# Why do games nowadays seldom have couch co-op?



## Freechoice (Oct 26, 2015)

Is it a ploy to get people to buy more copies or extra consoles?

I have fucking real friends that I want to

you know - play with them... in the same room.

What the fuck is this

Like is there a legitimate reason for this? Basically all Ps2 games I played as a youngun and previous generations had some form of couch co-op.

Nowadays it's a fucking rarity 

Am I the minority in this shit? This thread is inspired by my recent revelation that Halo 5 - a franchise famous for couch co-op - doesn't have it


----------



## Xiammes (Oct 26, 2015)

Split screen is hard work man.

I don't know the exact reasons, its definitely a conscious choice to not include them. Either its is actually hard to program good splitscreen or as a way to sell more copies, there has to be a reason.

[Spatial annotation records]
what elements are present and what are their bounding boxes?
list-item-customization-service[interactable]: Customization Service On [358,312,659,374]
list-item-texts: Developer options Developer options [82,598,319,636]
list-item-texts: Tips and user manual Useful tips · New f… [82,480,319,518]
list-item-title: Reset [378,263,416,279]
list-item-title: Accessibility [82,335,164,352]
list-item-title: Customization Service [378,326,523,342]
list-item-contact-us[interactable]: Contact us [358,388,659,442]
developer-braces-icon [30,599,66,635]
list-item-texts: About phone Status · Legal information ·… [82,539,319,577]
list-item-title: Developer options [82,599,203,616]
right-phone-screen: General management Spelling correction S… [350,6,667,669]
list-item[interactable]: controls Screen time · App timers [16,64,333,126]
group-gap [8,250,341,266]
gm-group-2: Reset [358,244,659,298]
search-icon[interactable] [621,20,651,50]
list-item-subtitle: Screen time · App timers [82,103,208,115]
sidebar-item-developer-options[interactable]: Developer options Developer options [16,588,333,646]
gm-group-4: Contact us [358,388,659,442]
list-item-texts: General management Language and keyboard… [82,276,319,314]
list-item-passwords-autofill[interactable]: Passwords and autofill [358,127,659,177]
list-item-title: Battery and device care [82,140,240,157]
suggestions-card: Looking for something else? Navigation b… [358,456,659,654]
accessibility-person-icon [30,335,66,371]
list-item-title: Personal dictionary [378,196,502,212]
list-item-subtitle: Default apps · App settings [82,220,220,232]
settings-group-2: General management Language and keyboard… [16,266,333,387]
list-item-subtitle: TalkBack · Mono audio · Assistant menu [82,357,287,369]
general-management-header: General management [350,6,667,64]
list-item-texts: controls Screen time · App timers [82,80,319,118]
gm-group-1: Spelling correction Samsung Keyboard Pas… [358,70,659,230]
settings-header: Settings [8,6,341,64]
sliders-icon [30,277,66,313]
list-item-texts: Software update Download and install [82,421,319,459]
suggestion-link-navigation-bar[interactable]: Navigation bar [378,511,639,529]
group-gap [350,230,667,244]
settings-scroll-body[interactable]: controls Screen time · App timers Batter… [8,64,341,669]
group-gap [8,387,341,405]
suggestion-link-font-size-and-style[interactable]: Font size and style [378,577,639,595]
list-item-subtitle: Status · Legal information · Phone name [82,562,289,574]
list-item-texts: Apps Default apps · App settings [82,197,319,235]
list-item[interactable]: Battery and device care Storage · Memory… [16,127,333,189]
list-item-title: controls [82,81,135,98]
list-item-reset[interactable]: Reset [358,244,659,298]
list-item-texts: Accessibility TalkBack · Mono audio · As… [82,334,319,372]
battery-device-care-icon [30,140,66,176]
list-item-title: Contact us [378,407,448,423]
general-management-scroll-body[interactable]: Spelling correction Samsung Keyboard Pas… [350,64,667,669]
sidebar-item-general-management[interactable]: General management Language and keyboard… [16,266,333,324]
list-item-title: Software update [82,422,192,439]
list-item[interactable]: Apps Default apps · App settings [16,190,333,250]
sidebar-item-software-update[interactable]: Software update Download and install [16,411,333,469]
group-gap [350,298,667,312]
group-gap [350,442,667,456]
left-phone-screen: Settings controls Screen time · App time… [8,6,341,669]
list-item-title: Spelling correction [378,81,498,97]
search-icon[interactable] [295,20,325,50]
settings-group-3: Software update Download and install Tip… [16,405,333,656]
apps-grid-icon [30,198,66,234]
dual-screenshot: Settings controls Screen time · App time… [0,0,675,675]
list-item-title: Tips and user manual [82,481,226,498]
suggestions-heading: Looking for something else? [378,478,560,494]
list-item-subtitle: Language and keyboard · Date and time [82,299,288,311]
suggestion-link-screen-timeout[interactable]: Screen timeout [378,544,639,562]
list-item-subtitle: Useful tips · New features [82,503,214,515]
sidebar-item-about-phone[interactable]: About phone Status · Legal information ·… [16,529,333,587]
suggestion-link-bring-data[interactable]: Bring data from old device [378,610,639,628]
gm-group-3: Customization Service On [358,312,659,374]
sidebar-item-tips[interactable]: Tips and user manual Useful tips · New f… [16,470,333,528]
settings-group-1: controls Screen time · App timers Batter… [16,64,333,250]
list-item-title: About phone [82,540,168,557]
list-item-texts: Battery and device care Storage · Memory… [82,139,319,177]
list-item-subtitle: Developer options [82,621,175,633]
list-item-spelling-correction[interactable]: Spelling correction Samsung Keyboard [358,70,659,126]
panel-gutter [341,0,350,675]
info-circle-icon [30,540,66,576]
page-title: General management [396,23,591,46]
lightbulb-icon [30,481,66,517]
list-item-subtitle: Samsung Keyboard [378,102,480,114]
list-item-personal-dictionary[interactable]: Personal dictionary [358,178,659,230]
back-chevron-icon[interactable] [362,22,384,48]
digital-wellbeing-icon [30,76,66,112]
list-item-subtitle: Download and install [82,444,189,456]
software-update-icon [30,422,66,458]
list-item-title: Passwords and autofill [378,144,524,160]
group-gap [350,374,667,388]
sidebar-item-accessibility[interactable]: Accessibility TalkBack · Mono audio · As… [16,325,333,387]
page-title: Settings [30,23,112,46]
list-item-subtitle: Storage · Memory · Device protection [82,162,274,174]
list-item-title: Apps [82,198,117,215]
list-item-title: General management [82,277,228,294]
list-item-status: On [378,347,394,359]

Given exercise A: In the couch co-op thread, which game's lack of couch co-op inspired the original post?
Given exercise B: Condense the paragraph in the couch co-op thread that begins "I don't know the exact reasons" into one shorter sentence that keeps its main points.
Given exercise C: List every possible reason the couch co-op thread offers for modern games lacking couch co-op or split screen.
These lines are unrelated to the couch co-op thread.

Full output A: Halo 5

Full output B: Leaving out split screen is clearly deliberate, either because good split screen is hard to program or to sell more copies.

Full output C:
- To get people to buy more copies
- To get people to buy extra consoles
- Good split screen is hard to program